Records from a data source:

"""

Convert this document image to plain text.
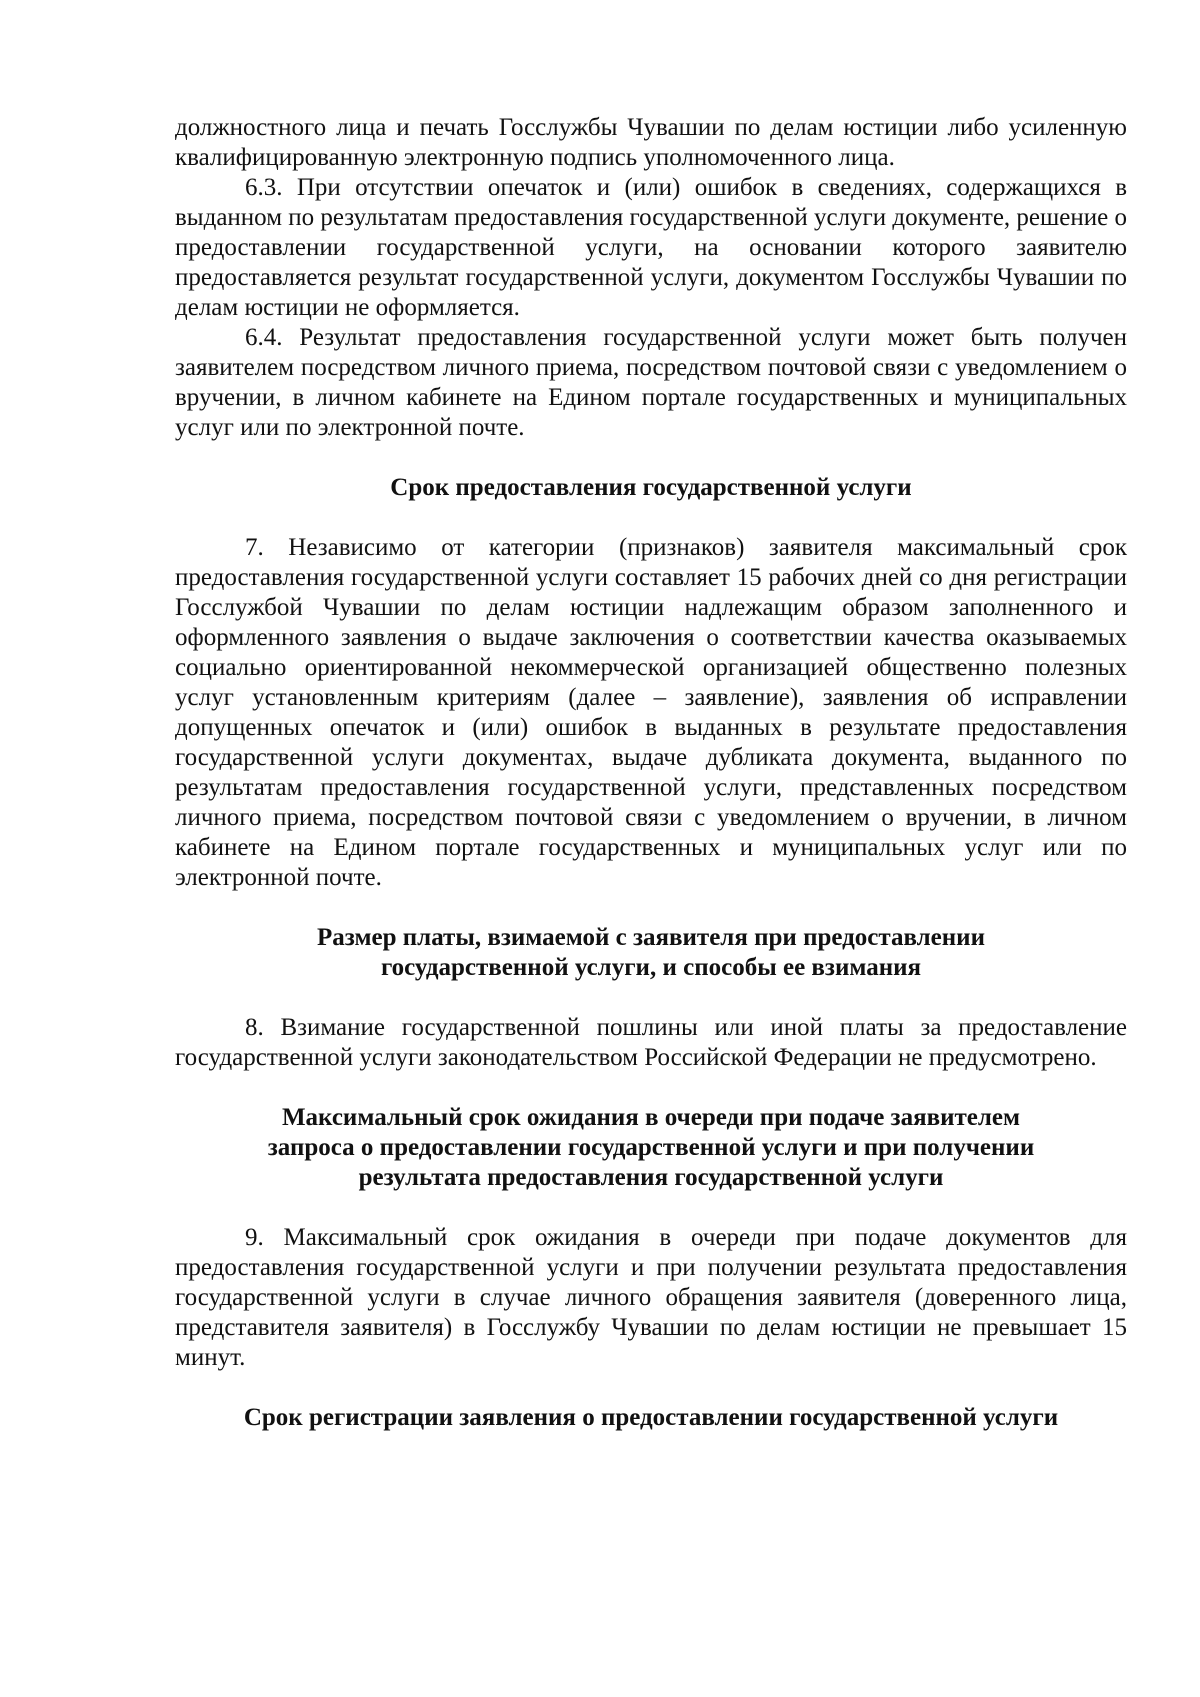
должностного лица и печать Госслужбы Чувашии по делам юстиции либо усиленную квалифицированную электронную подпись уполномоченного лица.

6.3. При отсутствии опечаток и (или) ошибок в сведениях, содержащихся в выданном по результатам предоставления государственной услуги документе, решение о предоставлении государственной услуги, на основании которого заявителю предоставляется результат государственной услуги, документом Госслужбы Чувашии по делам юстиции не оформляется.

6.4. Результат предоставления государственной услуги может быть получен заявителем посредством личного приема, посредством почтовой связи с уведомлением о вручении, в личном кабинете на Едином портале государственных и муниципальных услуг или по электронной почте.

Срок предоставления государственной услуги

7. Независимо от категории (признаков) заявителя максимальный срок предоставления государственной услуги составляет 15 рабочих дней со дня регистрации Госслужбой Чувашии по делам юстиции надлежащим образом заполненного и оформленного заявления о выдаче заключения о соответствии качества оказываемых социально ориентированной некоммерческой организацией общественно полезных услуг установленным критериям (далее – заявление), заявления об исправлении допущенных опечаток и (или) ошибок в выданных в результате предоставления государственной услуги документах, выдаче дубликата документа, выданного по результатам предоставления государственной услуги, представленных посредством личного приема, посредством почтовой связи с уведомлением о вручении, в личном кабинете на Едином портале государственных и муниципальных услуг или по электронной почте.

Размер платы, взимаемой с заявителя при предоставлении
государственной услуги, и способы ее взимания

8. Взимание государственной пошлины или иной платы за предоставление государственной услуги законодательством Российской Федерации не предусмотрено.

Максимальный срок ожидания в очереди при подаче заявителем
запроса о предоставлении государственной услуги и при получении
результата предоставления государственной услуги

9. Максимальный срок ожидания в очереди при подаче документов для предоставления государственной услуги и при получении результата предоставления государственной услуги в случае личного обращения заявителя (доверенного лица, представителя заявителя) в Госслужбу Чувашии по делам юстиции не превышает 15 минут.

Срок регистрации заявления о предоставлении государственной услуги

"""

Return each line among the entries that holds the word "предоставлении".

6.3. При отсутствии опечаток и (или) ошибок в сведениях, содержащихся в выданном по результатам предоставления государственной услуги документе, решение о предоставлении государственной услуги, на основании которого заявителю предоставляется результат государственной услуги, документом Госслужбы Чувашии по делам юстиции не оформляется.
Размер платы, взимаемой с заявителя при предоставлении
запроса о предоставлении государственной услуги и при получении
Срок регистрации заявления о предоставлении государственной услуги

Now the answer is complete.